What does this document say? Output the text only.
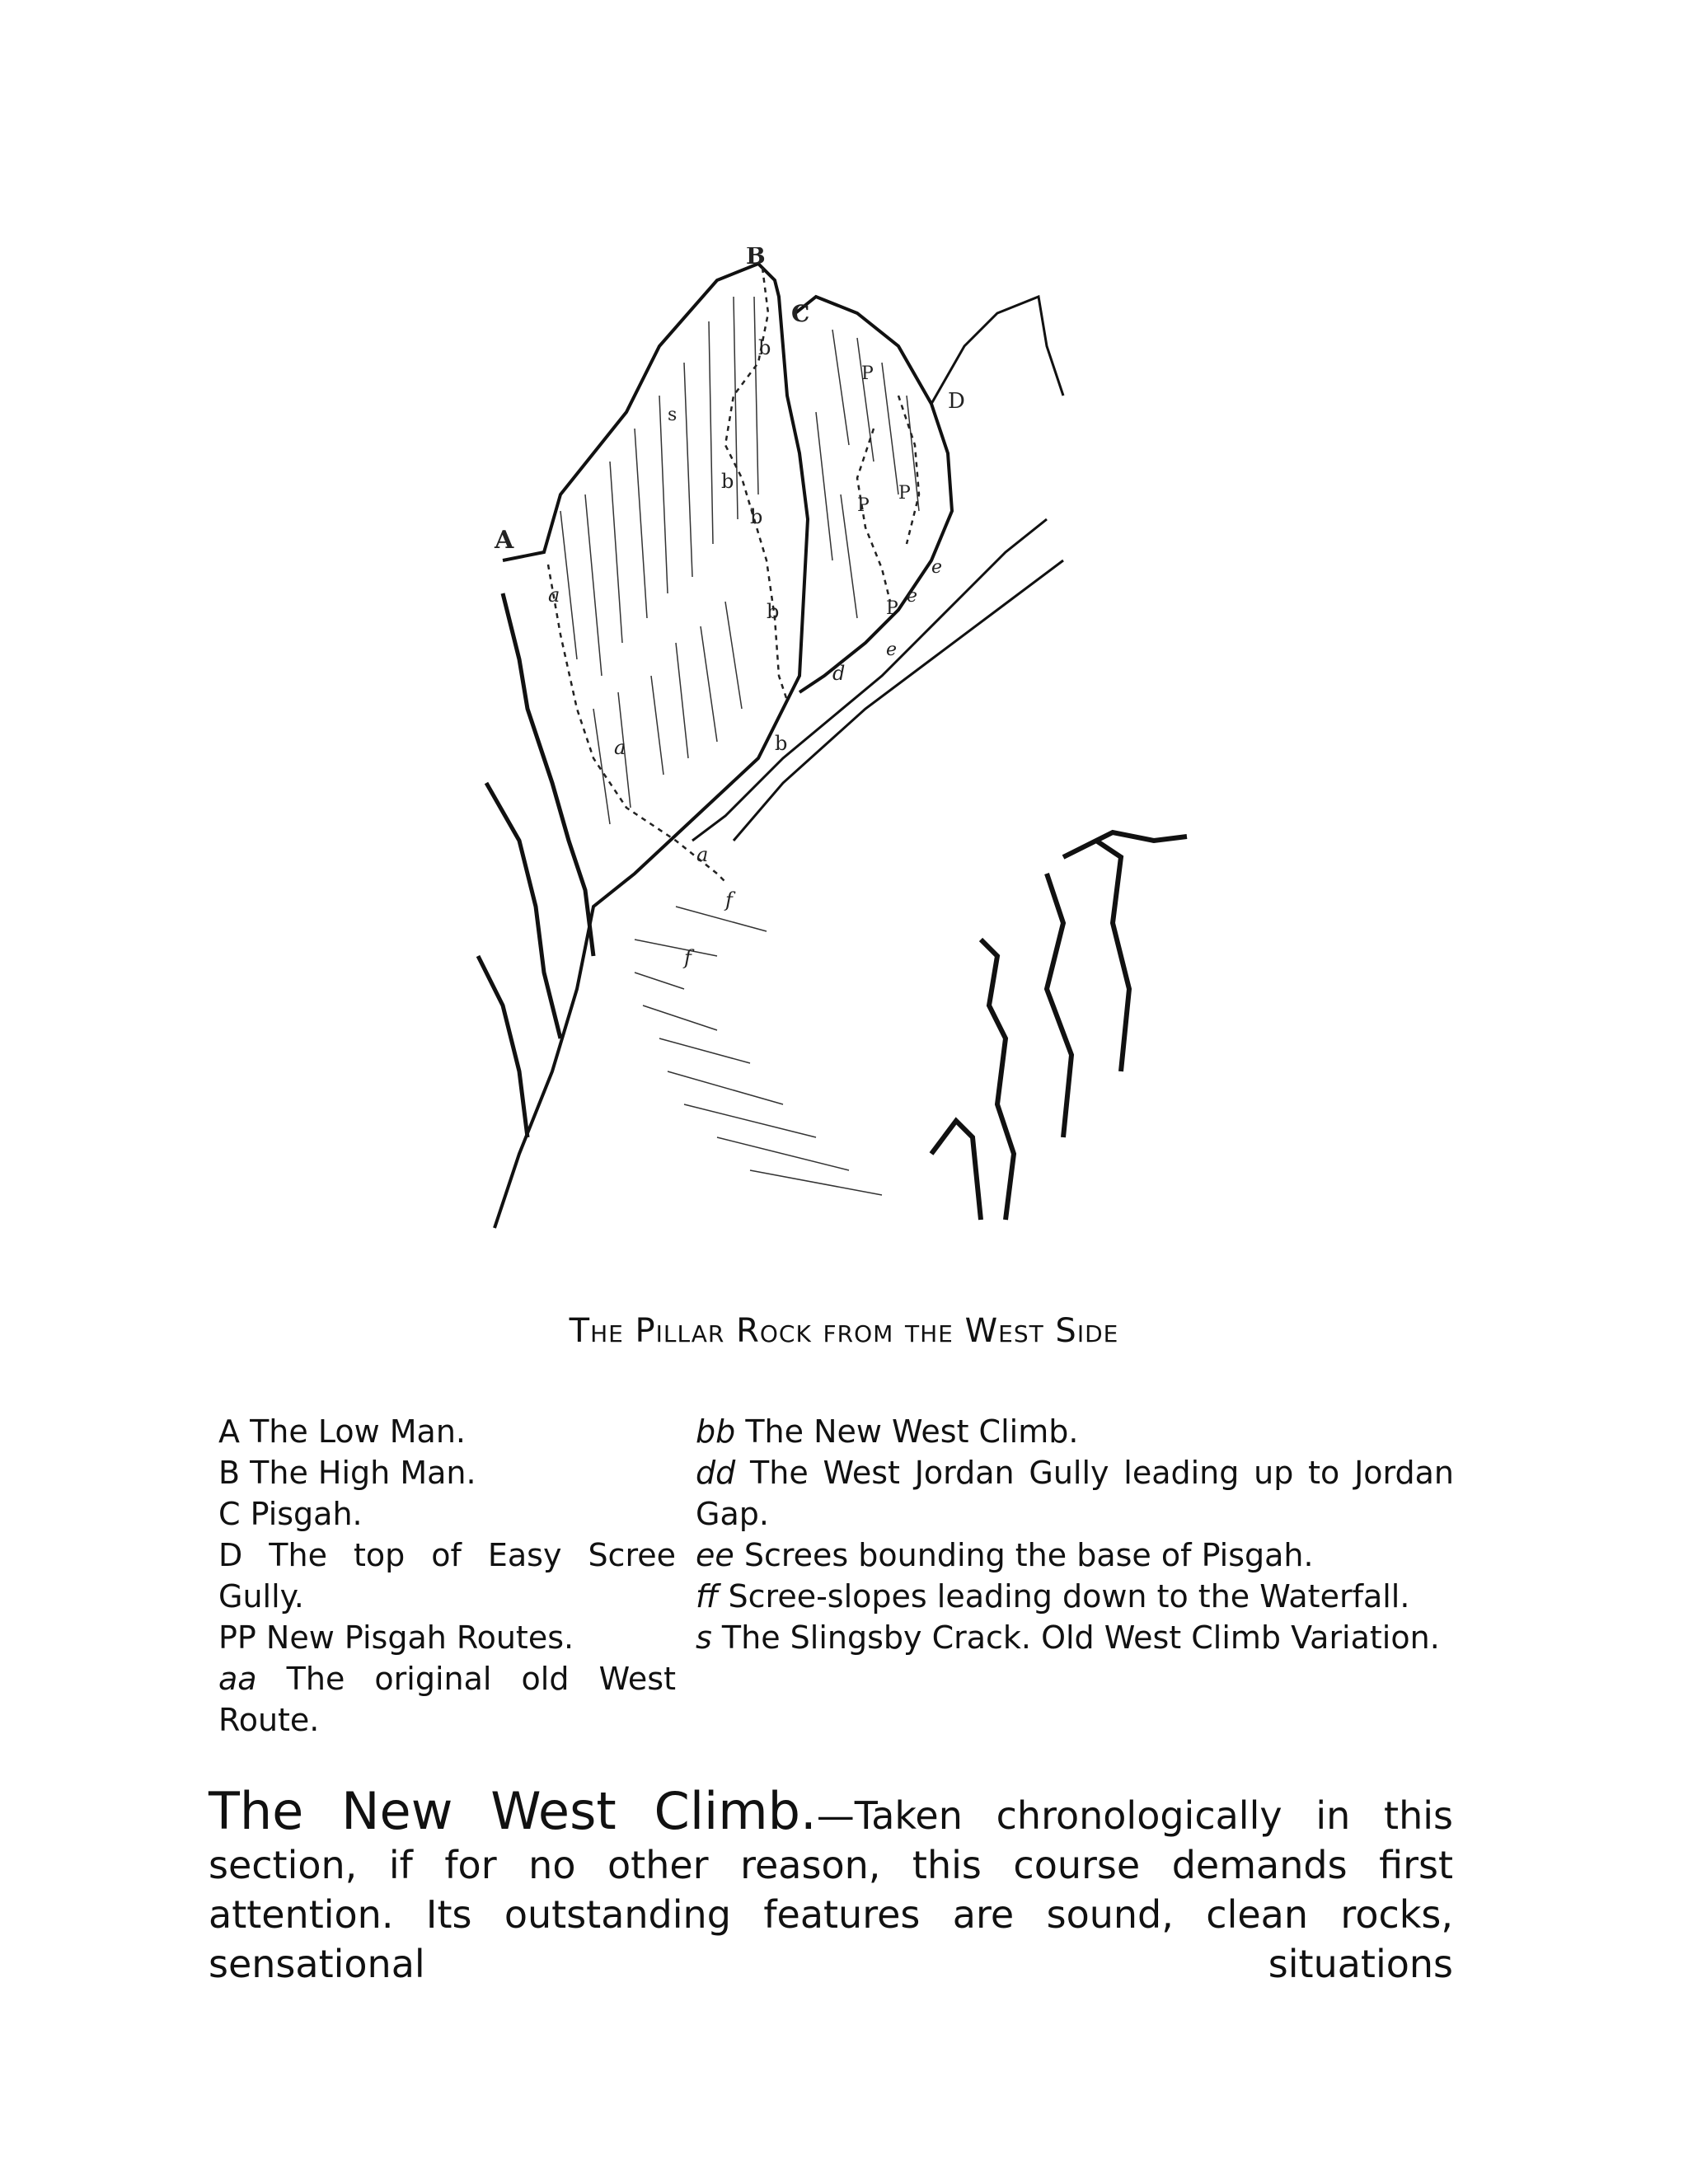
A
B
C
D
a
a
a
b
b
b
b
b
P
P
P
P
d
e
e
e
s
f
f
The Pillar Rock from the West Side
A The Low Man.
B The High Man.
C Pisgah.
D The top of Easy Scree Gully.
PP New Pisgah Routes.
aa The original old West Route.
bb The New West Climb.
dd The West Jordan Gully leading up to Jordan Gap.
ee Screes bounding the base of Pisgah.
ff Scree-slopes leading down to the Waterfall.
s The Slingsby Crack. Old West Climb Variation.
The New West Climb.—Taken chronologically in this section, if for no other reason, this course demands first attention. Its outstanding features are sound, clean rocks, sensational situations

▶ _WORK TO COMPLETE_
Pictures in the records above are left out; print everything else exactly as written.

▶ _OUTPUT OF THE EXERCISE_
What does this document say? Output the text only.
A
B
C
D
a
a
a
b
b
b
b
b
P
P
P
P
d
e
e
e
s
f
f
The Pillar Rock from the West Side
A The Low Man.
B The High Man.
C Pisgah.
D The top of Easy Scree Gully.
PP New Pisgah Routes.
aa The original old West Route.
bb The New West Climb.
dd The West Jordan Gully leading up to Jordan Gap.
ee Screes bounding the base of Pisgah.
ff Scree-slopes leading down to the Waterfall.
s The Slingsby Crack. Old West Climb Variation.
The New West Climb.—Taken chronologically in this section, if for no other reason, this course demands first attention. Its outstanding features are sound, clean rocks, sensational situations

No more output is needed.